[start Dataset content]

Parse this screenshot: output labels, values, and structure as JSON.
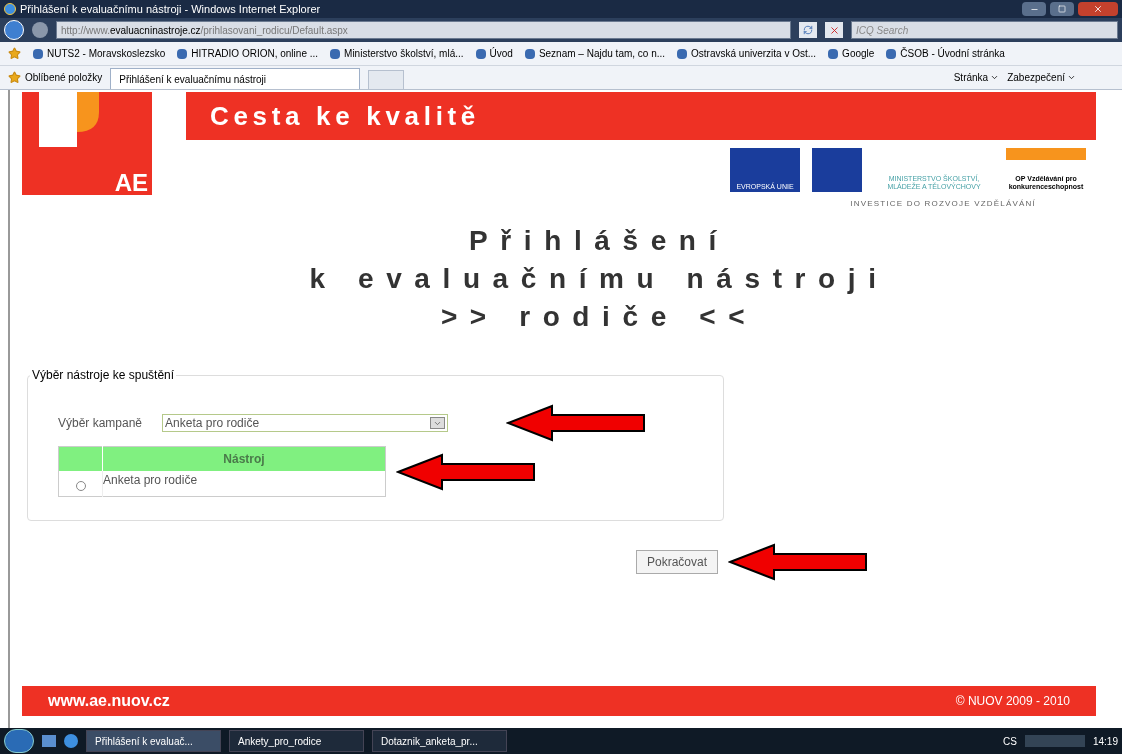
{
  "window": {
    "title": "Přihlášení k evaluačnímu nástroji - Windows Internet Explorer"
  },
  "address_bar": {
    "url_prefix": "http://www.",
    "url_domain": "evaluacninastroje.cz",
    "url_path": "/prihlasovani_rodicu/Default.aspx",
    "search_placeholder": "ICQ Search"
  },
  "links": [
    "NUTS2 - Moravskoslezsko",
    "HITRADIO ORION, online ...",
    "Ministerstvo školství, mlá...",
    "Úvod",
    "Seznam – Najdu tam, co n...",
    "Ostravská univerzita v Ost...",
    "Google",
    "ČSOB - Úvodní stránka"
  ],
  "favorites_label": "Oblíbené položky",
  "tabs": [
    {
      "label": "Přihlášení k evaluačnímu nástroji",
      "selected": true
    }
  ],
  "command_bar": [
    "Stránka",
    "Zabezpečení"
  ],
  "page": {
    "logo_text": "AE",
    "banner": "Cesta ke kvalitě",
    "partner_labels": [
      "EVROPSKÁ UNIE",
      "MINISTERSTVO ŠKOLSTVÍ, MLÁDEŽE A TĚLOVÝCHOVY",
      "OP Vzdělávání pro konkurenceschopnost"
    ],
    "partner_tagline": "INVESTICE DO ROZVOJE VZDĚLÁVÁNÍ",
    "heading": [
      "Přihlášení",
      "k evaluačnímu nástroji",
      ">> rodiče <<"
    ],
    "fieldset": {
      "legend": "Výběr nástroje ke spuštění",
      "campaign_label": "Výběr kampaně",
      "campaign_value": "Anketa pro rodiče",
      "table": {
        "columns": [
          "Nástroj"
        ],
        "rows": [
          {
            "name": "Anketa pro rodiče",
            "selected": false
          }
        ]
      }
    },
    "continue_button": "Pokračovat",
    "footer": {
      "site": "www.ae.nuov.cz",
      "copyright": "© NUOV 2009 - 2010"
    }
  },
  "taskbar": {
    "tasks": [
      {
        "label": "Přihlášení k evaluač...",
        "selected": true
      },
      {
        "label": "Ankety_pro_rodice",
        "selected": false
      },
      {
        "label": "Dotaznik_anketa_pr...",
        "selected": false
      }
    ],
    "language": "CS",
    "clock": "14:19"
  }
}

[end Dataset content]

▶ _Aim of the exercise_
Scan the lines above for "nástroji", then copy every one that has it.

▶ _Exercise response_
    "title": "Přihlášení k evaluačnímu nástroji - Windows Internet Explorer"
      "label": "Přihlášení k evaluačnímu nástroji",
      "k evaluačnímu nástroji",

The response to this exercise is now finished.